**Required work:** Check each line of the records below for the word "text" and copy those where it appears.

**Provided information:**
+ + + + +
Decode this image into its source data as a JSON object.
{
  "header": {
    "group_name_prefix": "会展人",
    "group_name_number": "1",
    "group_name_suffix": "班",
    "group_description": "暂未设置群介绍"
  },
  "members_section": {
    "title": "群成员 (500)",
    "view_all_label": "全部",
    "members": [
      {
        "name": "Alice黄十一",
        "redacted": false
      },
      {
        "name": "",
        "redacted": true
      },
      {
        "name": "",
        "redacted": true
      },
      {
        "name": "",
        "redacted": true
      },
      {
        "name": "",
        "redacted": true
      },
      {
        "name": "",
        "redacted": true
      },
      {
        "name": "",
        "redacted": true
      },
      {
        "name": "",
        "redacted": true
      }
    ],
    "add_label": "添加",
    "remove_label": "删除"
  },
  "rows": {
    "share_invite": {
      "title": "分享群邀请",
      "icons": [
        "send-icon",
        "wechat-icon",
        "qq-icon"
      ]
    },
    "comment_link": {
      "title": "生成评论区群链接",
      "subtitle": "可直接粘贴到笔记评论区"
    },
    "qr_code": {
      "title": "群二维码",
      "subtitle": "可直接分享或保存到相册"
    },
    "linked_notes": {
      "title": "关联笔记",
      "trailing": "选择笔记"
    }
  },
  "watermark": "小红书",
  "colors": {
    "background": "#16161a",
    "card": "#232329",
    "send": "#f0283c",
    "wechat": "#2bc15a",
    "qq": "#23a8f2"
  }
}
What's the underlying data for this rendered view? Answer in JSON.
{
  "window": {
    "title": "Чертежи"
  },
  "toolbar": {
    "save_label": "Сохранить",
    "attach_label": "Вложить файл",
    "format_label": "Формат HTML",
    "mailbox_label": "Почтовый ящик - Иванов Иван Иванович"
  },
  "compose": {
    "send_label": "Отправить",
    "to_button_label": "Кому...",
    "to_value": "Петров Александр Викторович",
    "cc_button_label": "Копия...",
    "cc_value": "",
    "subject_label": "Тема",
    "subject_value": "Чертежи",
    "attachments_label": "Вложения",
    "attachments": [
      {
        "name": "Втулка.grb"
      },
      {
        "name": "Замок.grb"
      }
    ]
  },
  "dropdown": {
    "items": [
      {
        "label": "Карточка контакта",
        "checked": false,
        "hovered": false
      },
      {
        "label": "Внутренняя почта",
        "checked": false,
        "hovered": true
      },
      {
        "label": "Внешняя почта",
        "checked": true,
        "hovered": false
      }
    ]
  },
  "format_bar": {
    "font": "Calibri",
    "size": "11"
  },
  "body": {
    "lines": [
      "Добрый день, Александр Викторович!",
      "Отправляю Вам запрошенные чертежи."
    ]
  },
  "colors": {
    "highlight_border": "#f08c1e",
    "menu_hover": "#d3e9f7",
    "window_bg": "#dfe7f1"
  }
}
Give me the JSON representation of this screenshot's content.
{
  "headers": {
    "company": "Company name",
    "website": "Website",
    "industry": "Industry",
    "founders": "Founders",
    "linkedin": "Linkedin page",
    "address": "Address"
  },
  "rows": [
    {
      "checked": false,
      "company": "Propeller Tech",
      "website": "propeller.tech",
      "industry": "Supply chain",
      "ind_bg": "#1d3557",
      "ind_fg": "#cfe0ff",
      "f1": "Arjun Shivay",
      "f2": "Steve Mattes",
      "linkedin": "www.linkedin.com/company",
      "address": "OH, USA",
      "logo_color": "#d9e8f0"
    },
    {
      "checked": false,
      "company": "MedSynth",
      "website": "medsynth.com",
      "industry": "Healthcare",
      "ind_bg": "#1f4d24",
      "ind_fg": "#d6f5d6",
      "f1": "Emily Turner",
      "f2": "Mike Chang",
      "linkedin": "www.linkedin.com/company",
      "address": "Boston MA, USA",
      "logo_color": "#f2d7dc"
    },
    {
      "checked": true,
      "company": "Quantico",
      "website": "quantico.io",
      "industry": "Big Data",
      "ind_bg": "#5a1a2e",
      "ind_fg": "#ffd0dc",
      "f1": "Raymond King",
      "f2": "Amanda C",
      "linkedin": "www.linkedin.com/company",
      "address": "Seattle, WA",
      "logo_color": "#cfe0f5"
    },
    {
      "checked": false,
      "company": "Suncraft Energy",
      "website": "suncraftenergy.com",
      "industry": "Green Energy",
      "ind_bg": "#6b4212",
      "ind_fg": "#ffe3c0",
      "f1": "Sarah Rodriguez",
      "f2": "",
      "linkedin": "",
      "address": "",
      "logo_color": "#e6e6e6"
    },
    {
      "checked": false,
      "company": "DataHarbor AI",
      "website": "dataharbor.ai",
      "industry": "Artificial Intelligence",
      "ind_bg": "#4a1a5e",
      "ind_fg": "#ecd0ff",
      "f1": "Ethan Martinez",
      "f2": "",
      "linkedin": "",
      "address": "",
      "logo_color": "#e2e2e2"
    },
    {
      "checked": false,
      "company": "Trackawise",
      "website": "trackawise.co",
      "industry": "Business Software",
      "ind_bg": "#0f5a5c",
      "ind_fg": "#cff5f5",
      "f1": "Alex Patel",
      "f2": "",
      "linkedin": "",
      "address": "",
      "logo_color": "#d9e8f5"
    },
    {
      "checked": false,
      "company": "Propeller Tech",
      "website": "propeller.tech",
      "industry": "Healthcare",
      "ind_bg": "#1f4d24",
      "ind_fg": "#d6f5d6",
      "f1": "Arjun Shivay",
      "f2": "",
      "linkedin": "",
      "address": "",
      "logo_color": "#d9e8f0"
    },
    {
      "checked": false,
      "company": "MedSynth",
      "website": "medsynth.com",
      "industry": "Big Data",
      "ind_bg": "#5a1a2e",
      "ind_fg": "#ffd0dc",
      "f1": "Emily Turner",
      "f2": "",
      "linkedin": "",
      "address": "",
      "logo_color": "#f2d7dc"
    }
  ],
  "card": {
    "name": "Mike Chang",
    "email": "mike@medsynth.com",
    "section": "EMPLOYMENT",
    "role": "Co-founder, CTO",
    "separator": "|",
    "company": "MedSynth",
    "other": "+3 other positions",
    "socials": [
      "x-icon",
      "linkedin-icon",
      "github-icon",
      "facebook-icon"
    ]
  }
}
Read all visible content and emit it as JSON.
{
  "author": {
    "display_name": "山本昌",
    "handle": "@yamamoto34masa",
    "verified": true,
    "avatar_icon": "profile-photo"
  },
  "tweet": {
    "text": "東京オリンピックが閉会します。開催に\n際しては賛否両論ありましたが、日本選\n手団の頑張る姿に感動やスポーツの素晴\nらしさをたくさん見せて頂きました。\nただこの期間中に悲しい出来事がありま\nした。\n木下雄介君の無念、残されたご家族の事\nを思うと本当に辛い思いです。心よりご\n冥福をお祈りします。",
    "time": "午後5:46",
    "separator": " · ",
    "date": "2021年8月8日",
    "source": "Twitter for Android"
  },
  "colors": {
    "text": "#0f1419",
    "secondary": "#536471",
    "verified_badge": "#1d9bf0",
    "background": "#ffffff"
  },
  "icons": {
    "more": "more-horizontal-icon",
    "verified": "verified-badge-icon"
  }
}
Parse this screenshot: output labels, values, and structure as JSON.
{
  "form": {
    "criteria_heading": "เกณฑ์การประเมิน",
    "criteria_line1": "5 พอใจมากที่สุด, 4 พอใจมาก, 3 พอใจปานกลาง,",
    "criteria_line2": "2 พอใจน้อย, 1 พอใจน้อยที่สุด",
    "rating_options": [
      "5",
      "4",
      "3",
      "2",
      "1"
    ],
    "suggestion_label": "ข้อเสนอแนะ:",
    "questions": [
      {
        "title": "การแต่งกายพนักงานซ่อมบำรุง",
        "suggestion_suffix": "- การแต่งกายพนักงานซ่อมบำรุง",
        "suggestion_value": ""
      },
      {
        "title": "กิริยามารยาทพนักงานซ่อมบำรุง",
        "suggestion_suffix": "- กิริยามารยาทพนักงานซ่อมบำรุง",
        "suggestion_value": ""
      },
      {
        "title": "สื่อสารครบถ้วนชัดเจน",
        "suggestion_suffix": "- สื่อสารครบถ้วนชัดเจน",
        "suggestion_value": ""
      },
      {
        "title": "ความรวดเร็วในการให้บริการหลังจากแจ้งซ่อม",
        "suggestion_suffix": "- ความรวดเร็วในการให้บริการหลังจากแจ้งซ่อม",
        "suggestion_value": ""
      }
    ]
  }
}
+ + + + +
**Output for this exercise:**
    "text": "東京オリンピックが閉会します。開催に\n際しては賛否両論ありましたが、日本選\n手団の頑張る姿に感動やスポーツの素晴\nらしさをたくさん見せて頂きました。\nただこの期間中に悲しい出来事がありま\nした。\n木下雄介君の無念、残されたご家族の事\nを思うと本当に辛い思いです。心よりご\n冥福をお祈りします。",
    "text": "#0f1419",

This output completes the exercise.